◆ To do: Without the images, write out all of the following entries exactly.

◆ Data supplied:
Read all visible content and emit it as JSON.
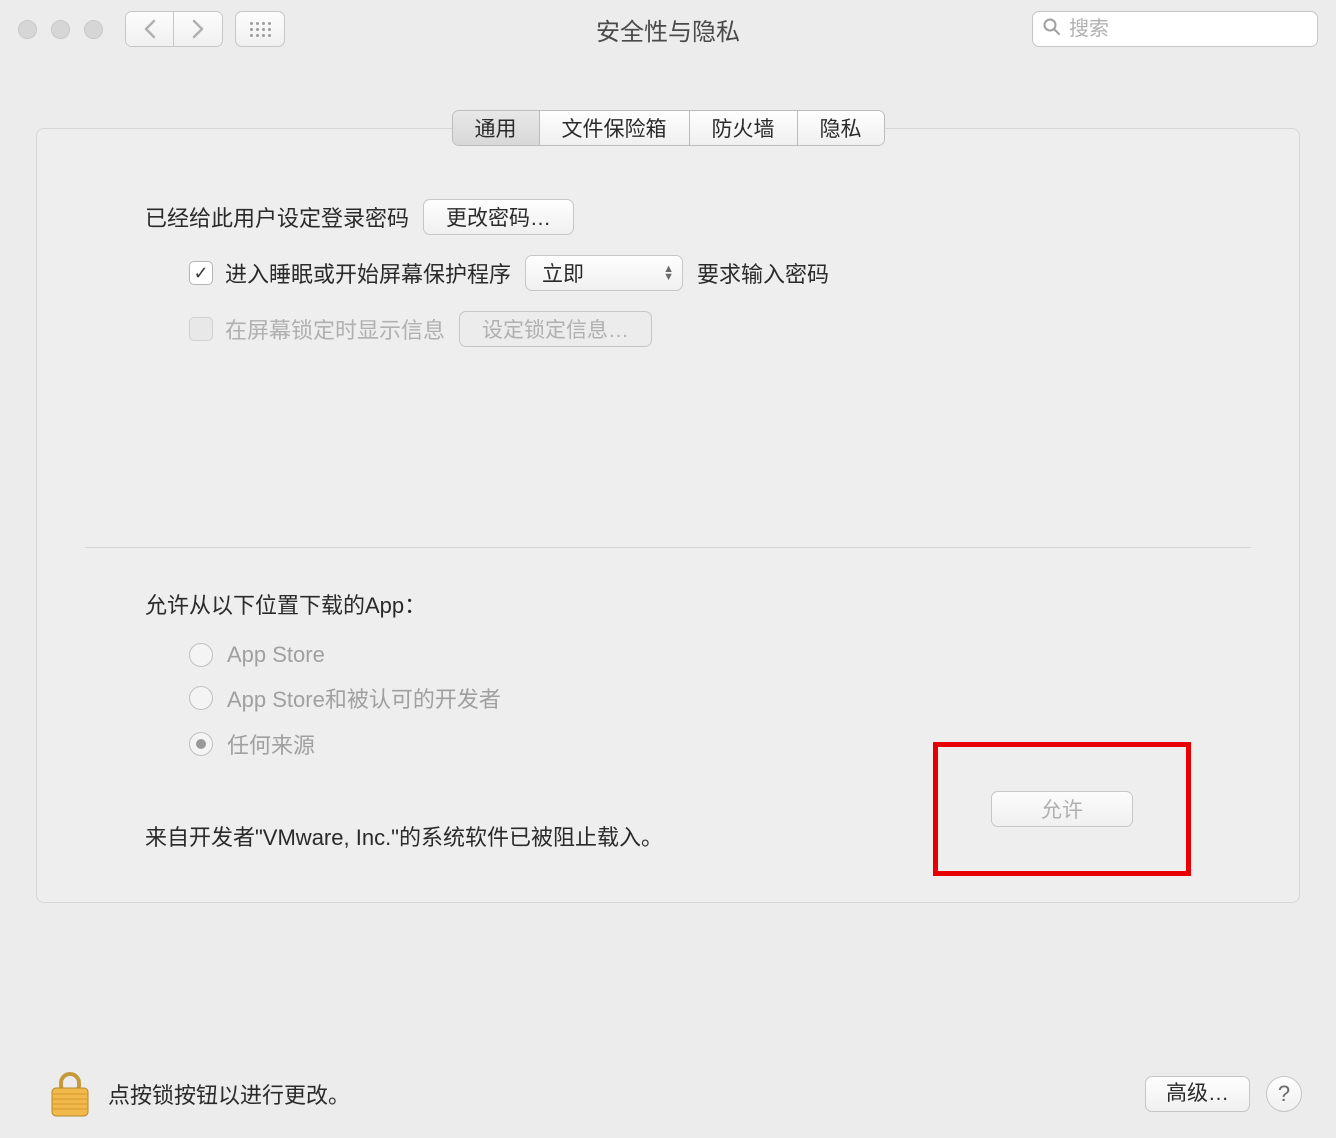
{
  "window": {
    "title": "安全性与隐私",
    "search_placeholder": "搜索"
  },
  "tabs": {
    "general": "通用",
    "filevault": "文件保险箱",
    "firewall": "防火墙",
    "privacy": "隐私"
  },
  "general": {
    "password_set_label": "已经给此用户设定登录密码",
    "change_password_btn": "更改密码…",
    "require_password_prefix": "进入睡眠或开始屏幕保护程序",
    "require_password_timing": "立即",
    "require_password_suffix": "要求输入密码",
    "show_message_label": "在屏幕锁定时显示信息",
    "set_lock_message_btn": "设定锁定信息…",
    "allow_apps_label": "允许从以下位置下载的App：",
    "radio_appstore": "App Store",
    "radio_identified": "App Store和被认可的开发者",
    "radio_anywhere": "任何来源",
    "blocked_message": "来自开发者\"VMware, Inc.\"的系统软件已被阻止载入。",
    "allow_btn": "允许"
  },
  "footer": {
    "lock_text": "点按锁按钮以进行更改。",
    "advanced_btn": "高级…",
    "help": "?"
  }
}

◆ Answer to this task:
Read all visible content and emit it as JSON.
{
  "window": {
    "title": "安全性与隐私",
    "search_placeholder": "搜索"
  },
  "tabs": {
    "general": "通用",
    "filevault": "文件保险箱",
    "firewall": "防火墙",
    "privacy": "隐私"
  },
  "general": {
    "password_set_label": "已经给此用户设定登录密码",
    "change_password_btn": "更改密码…",
    "require_password_prefix": "进入睡眠或开始屏幕保护程序",
    "require_password_timing": "立即",
    "require_password_suffix": "要求输入密码",
    "show_message_label": "在屏幕锁定时显示信息",
    "set_lock_message_btn": "设定锁定信息…",
    "allow_apps_label": "允许从以下位置下载的App：",
    "radio_appstore": "App Store",
    "radio_identified": "App Store和被认可的开发者",
    "radio_anywhere": "任何来源",
    "blocked_message": "来自开发者\"VMware, Inc.\"的系统软件已被阻止载入。",
    "allow_btn": "允许"
  },
  "footer": {
    "lock_text": "点按锁按钮以进行更改。",
    "advanced_btn": "高级…",
    "help": "?"
  }
}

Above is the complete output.